(Material provided)
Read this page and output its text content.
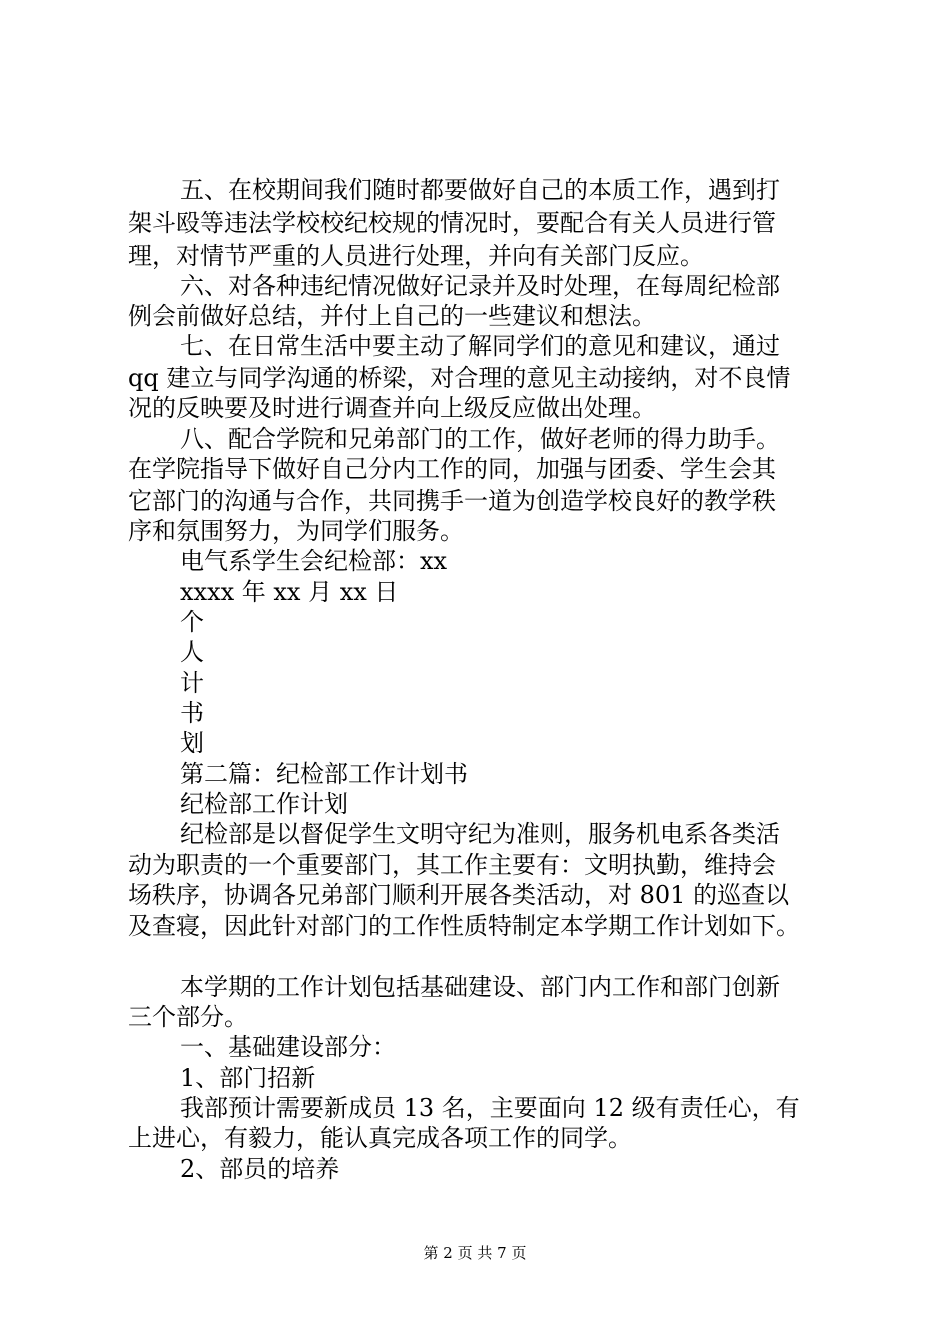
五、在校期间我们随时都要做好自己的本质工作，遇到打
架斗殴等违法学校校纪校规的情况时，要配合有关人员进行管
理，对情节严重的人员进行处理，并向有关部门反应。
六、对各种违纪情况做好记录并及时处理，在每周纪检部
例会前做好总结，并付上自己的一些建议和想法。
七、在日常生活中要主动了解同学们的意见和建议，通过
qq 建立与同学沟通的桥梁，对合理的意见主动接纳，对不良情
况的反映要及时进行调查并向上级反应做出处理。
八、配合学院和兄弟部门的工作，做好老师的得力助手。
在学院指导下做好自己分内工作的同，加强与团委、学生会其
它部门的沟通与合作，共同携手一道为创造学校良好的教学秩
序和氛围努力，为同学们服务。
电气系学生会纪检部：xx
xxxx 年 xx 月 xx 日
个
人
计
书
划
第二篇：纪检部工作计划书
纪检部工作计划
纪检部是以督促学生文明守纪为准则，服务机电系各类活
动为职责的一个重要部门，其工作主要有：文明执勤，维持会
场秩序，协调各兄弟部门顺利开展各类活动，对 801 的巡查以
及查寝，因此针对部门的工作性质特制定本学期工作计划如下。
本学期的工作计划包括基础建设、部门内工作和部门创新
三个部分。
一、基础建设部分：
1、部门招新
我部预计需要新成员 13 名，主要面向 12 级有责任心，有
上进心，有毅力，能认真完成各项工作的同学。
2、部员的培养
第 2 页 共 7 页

---

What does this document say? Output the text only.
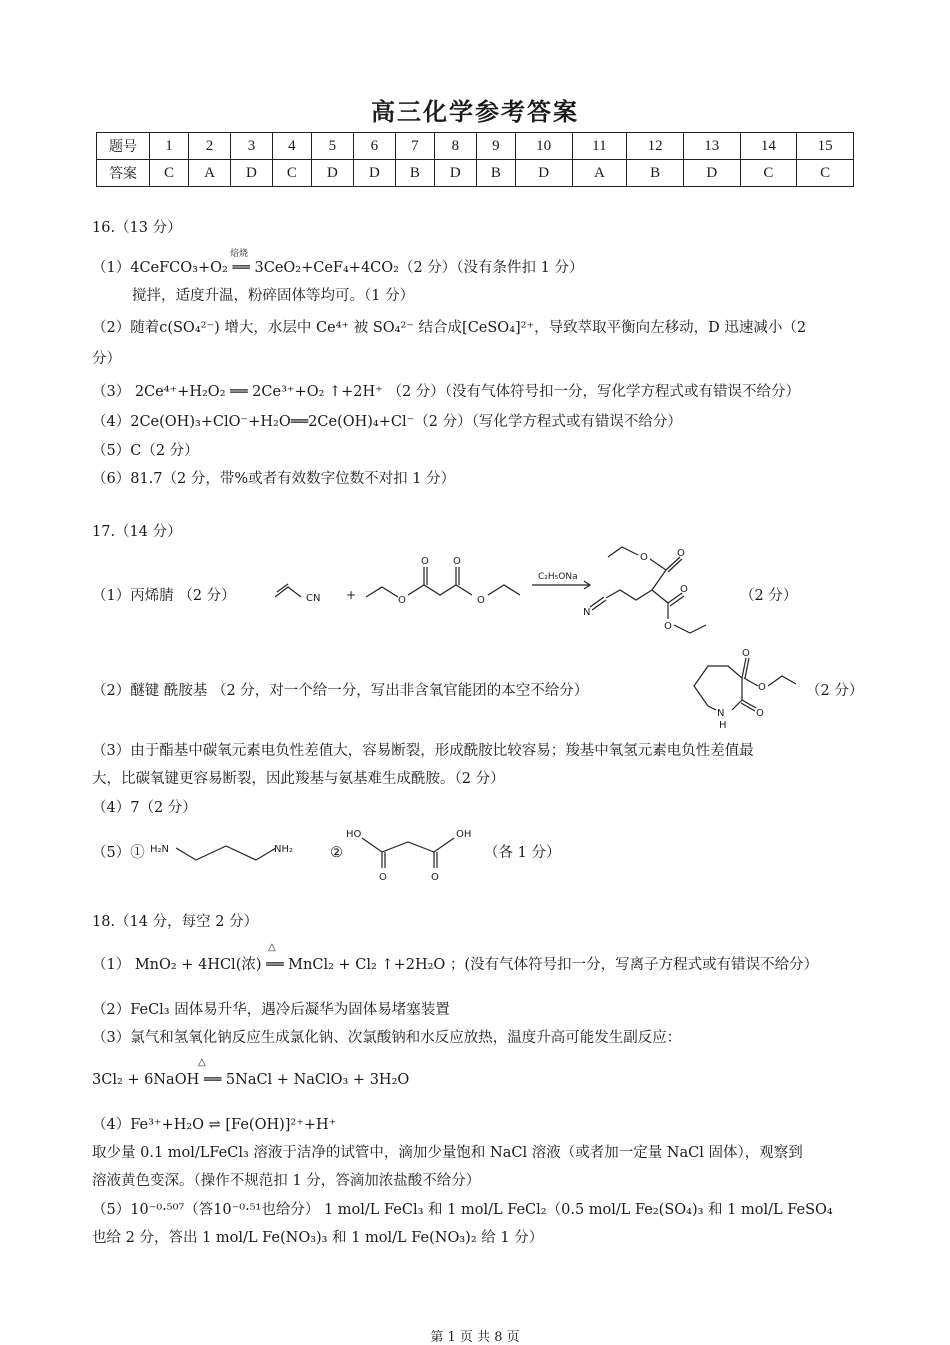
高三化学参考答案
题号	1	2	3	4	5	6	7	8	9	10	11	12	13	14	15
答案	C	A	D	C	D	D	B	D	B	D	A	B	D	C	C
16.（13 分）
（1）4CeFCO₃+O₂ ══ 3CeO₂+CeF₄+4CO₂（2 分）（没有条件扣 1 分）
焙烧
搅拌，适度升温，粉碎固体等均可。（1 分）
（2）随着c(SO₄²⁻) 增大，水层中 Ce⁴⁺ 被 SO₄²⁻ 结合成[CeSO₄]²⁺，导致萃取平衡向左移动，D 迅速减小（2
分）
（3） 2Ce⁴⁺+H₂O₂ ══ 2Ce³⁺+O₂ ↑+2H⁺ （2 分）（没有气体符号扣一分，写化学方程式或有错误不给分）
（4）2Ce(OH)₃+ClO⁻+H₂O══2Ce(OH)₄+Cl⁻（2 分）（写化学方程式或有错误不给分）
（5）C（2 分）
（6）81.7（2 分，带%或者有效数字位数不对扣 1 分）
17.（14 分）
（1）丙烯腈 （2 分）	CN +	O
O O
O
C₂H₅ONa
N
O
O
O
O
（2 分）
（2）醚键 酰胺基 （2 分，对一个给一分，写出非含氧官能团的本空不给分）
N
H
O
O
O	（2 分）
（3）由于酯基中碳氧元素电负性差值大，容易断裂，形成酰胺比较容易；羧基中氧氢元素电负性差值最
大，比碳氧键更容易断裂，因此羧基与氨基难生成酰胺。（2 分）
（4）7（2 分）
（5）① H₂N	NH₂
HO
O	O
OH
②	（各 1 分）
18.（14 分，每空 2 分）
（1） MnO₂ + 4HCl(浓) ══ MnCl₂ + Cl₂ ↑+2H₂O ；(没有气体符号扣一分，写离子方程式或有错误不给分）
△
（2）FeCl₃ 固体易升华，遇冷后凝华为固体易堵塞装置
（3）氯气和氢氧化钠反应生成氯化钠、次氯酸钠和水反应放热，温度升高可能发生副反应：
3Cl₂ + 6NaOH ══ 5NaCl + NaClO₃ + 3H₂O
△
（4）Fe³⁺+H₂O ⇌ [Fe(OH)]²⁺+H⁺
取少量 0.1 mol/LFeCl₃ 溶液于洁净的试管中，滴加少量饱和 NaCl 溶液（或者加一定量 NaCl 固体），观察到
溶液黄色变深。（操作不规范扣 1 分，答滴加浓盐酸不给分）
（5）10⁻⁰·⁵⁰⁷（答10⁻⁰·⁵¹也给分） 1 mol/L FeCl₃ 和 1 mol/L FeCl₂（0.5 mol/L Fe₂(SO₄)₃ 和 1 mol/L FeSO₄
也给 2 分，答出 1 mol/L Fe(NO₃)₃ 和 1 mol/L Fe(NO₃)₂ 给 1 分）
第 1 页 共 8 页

(To do) Every line that holds the word "this" should be extracted.

(Output below)
Read this page and output its text content.
What does this document say? Output the text only.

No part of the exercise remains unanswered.